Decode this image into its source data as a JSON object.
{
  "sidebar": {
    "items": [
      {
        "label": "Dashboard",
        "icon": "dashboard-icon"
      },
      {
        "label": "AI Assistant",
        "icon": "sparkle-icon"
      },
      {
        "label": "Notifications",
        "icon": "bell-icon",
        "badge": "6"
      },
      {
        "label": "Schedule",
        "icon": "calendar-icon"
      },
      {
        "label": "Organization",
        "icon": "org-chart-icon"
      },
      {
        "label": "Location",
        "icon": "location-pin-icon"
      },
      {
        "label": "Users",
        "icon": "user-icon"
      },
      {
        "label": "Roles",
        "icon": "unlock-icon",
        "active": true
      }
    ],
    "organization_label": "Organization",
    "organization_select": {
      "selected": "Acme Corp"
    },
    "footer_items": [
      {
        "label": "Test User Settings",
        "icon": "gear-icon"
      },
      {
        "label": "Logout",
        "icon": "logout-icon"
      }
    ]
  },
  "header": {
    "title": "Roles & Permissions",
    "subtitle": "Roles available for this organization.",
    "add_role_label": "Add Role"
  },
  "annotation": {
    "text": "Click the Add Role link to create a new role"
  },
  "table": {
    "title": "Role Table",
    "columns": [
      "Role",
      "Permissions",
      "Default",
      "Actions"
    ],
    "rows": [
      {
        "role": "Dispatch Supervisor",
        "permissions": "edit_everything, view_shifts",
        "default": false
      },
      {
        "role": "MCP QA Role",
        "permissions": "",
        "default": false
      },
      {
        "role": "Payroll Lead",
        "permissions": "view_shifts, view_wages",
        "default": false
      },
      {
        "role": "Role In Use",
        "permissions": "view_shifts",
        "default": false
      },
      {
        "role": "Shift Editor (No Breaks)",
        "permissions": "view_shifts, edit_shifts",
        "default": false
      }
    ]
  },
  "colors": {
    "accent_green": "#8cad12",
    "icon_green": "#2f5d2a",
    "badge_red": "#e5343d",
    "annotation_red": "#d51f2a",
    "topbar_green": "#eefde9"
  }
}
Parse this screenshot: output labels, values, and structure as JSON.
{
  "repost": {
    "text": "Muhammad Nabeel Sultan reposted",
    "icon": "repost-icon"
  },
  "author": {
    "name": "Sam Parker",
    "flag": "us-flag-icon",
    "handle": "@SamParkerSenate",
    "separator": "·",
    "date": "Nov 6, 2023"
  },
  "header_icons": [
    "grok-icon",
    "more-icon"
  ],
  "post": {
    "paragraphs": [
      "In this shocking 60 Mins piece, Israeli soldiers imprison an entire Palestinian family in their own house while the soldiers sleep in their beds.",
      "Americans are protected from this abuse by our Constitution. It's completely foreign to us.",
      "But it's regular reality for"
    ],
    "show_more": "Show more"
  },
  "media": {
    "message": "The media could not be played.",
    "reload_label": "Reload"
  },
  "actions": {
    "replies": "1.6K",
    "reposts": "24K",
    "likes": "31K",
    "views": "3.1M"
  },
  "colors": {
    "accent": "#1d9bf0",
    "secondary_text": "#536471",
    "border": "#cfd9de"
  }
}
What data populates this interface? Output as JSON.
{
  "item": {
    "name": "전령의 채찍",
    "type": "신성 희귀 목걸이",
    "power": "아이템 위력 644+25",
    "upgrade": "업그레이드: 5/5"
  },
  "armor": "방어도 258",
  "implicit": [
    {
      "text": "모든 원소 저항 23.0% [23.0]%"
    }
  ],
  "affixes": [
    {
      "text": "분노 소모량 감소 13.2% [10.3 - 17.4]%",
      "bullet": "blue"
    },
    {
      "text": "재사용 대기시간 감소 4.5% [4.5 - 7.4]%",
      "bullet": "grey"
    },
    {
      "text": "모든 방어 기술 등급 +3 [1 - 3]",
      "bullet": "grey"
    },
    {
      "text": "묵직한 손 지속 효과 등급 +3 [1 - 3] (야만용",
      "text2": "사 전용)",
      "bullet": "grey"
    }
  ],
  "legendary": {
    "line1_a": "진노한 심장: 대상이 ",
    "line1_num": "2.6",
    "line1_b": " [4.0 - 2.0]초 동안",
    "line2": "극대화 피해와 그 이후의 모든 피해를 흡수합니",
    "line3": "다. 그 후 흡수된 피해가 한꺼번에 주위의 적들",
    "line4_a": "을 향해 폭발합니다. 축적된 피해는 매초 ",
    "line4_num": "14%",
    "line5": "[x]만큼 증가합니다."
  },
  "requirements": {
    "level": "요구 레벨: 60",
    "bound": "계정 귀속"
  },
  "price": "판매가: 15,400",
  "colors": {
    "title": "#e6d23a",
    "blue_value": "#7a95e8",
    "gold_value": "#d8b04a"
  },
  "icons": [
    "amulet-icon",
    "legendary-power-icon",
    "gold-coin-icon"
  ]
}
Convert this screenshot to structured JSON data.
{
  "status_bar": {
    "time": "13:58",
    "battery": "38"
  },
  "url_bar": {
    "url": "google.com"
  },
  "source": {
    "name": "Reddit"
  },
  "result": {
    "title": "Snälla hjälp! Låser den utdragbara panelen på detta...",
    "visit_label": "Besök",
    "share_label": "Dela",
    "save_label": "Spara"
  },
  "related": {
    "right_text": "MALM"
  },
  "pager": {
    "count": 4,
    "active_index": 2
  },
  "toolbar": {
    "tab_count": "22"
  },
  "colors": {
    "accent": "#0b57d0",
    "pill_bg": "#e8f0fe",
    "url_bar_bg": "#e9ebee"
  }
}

----------

Reproduce each record shown above without altering a single word.

◆ RESULT ◆
Decode this image into its source data as a JSON object.
{
  "sidebar": {
    "items": [
      {
        "label": "Dashboard",
        "icon": "dashboard-icon"
      },
      {
        "label": "AI Assistant",
        "icon": "sparkle-icon"
      },
      {
        "label": "Notifications",
        "icon": "bell-icon",
        "badge": "6"
      },
      {
        "label": "Schedule",
        "icon": "calendar-icon"
      },
      {
        "label": "Organization",
        "icon": "org-chart-icon"
      },
      {
        "label": "Location",
        "icon": "location-pin-icon"
      },
      {
        "label": "Users",
        "icon": "user-icon"
      },
      {
        "label": "Roles",
        "icon": "unlock-icon",
        "active": true
      }
    ],
    "organization_label": "Organization",
    "organization_select": {
      "selected": "Acme Corp"
    },
    "footer_items": [
      {
        "label": "Test User Settings",
        "icon": "gear-icon"
      },
      {
        "label": "Logout",
        "icon": "logout-icon"
      }
    ]
  },
  "header": {
    "title": "Roles & Permissions",
    "subtitle": "Roles available for this organization.",
    "add_role_label": "Add Role"
  },
  "annotation": {
    "text": "Click the Add Role link to create a new role"
  },
  "table": {
    "title": "Role Table",
    "columns": [
      "Role",
      "Permissions",
      "Default",
      "Actions"
    ],
    "rows": [
      {
        "role": "Dispatch Supervisor",
        "permissions": "edit_everything, view_shifts",
        "default": false
      },
      {
        "role": "MCP QA Role",
        "permissions": "",
        "default": false
      },
      {
        "role": "Payroll Lead",
        "permissions": "view_shifts, view_wages",
        "default": false
      },
      {
        "role": "Role In Use",
        "permissions": "view_shifts",
        "default": false
      },
      {
        "role": "Shift Editor (No Breaks)",
        "permissions": "view_shifts, edit_shifts",
        "default": false
      }
    ]
  },
  "colors": {
    "accent_green": "#8cad12",
    "icon_green": "#2f5d2a",
    "badge_red": "#e5343d",
    "annotation_red": "#d51f2a",
    "topbar_green": "#eefde9"
  }
}
Parse this screenshot: output labels, values, and structure as JSON.
{
  "repost": {
    "text": "Muhammad Nabeel Sultan reposted",
    "icon": "repost-icon"
  },
  "author": {
    "name": "Sam Parker",
    "flag": "us-flag-icon",
    "handle": "@SamParkerSenate",
    "separator": "·",
    "date": "Nov 6, 2023"
  },
  "header_icons": [
    "grok-icon",
    "more-icon"
  ],
  "post": {
    "paragraphs": [
      "In this shocking 60 Mins piece, Israeli soldiers imprison an entire Palestinian family in their own house while the soldiers sleep in their beds.",
      "Americans are protected from this abuse by our Constitution. It's completely foreign to us.",
      "But it's regular reality for"
    ],
    "show_more": "Show more"
  },
  "media": {
    "message": "The media could not be played.",
    "reload_label": "Reload"
  },
  "actions": {
    "replies": "1.6K",
    "reposts": "24K",
    "likes": "31K",
    "views": "3.1M"
  },
  "colors": {
    "accent": "#1d9bf0",
    "secondary_text": "#536471",
    "border": "#cfd9de"
  }
}
What data populates this interface? Output as JSON.
{
  "item": {
    "name": "전령의 채찍",
    "type": "신성 희귀 목걸이",
    "power": "아이템 위력 644+25",
    "upgrade": "업그레이드: 5/5"
  },
  "armor": "방어도 258",
  "implicit": [
    {
      "text": "모든 원소 저항 23.0% [23.0]%"
    }
  ],
  "affixes": [
    {
      "text": "분노 소모량 감소 13.2% [10.3 - 17.4]%",
      "bullet": "blue"
    },
    {
      "text": "재사용 대기시간 감소 4.5% [4.5 - 7.4]%",
      "bullet": "grey"
    },
    {
      "text": "모든 방어 기술 등급 +3 [1 - 3]",
      "bullet": "grey"
    },
    {
      "text": "묵직한 손 지속 효과 등급 +3 [1 - 3] (야만용",
      "text2": "사 전용)",
      "bullet": "grey"
    }
  ],
  "legendary": {
    "line1_a": "진노한 심장: 대상이 ",
    "line1_num": "2.6",
    "line1_b": " [4.0 - 2.0]초 동안",
    "line2": "극대화 피해와 그 이후의 모든 피해를 흡수합니",
    "line3": "다. 그 후 흡수된 피해가 한꺼번에 주위의 적들",
    "line4_a": "을 향해 폭발합니다. 축적된 피해는 매초 ",
    "line4_num": "14%",
    "line5": "[x]만큼 증가합니다."
  },
  "requirements": {
    "level": "요구 레벨: 60",
    "bound": "계정 귀속"
  },
  "price": "판매가: 15,400",
  "colors": {
    "title": "#e6d23a",
    "blue_value": "#7a95e8",
    "gold_value": "#d8b04a"
  },
  "icons": [
    "amulet-icon",
    "legendary-power-icon",
    "gold-coin-icon"
  ]
}
Convert this screenshot to structured JSON data.
{
  "status_bar": {
    "time": "13:58",
    "battery": "38"
  },
  "url_bar": {
    "url": "google.com"
  },
  "source": {
    "name": "Reddit"
  },
  "result": {
    "title": "Snälla hjälp! Låser den utdragbara panelen på detta...",
    "visit_label": "Besök",
    "share_label": "Dela",
    "save_label": "Spara"
  },
  "related": {
    "right_text": "MALM"
  },
  "pager": {
    "count": 4,
    "active_index": 2
  },
  "toolbar": {
    "tab_count": "22"
  },
  "colors": {
    "accent": "#0b57d0",
    "pill_bg": "#e8f0fe",
    "url_bar_bg": "#e9ebee"
  }
}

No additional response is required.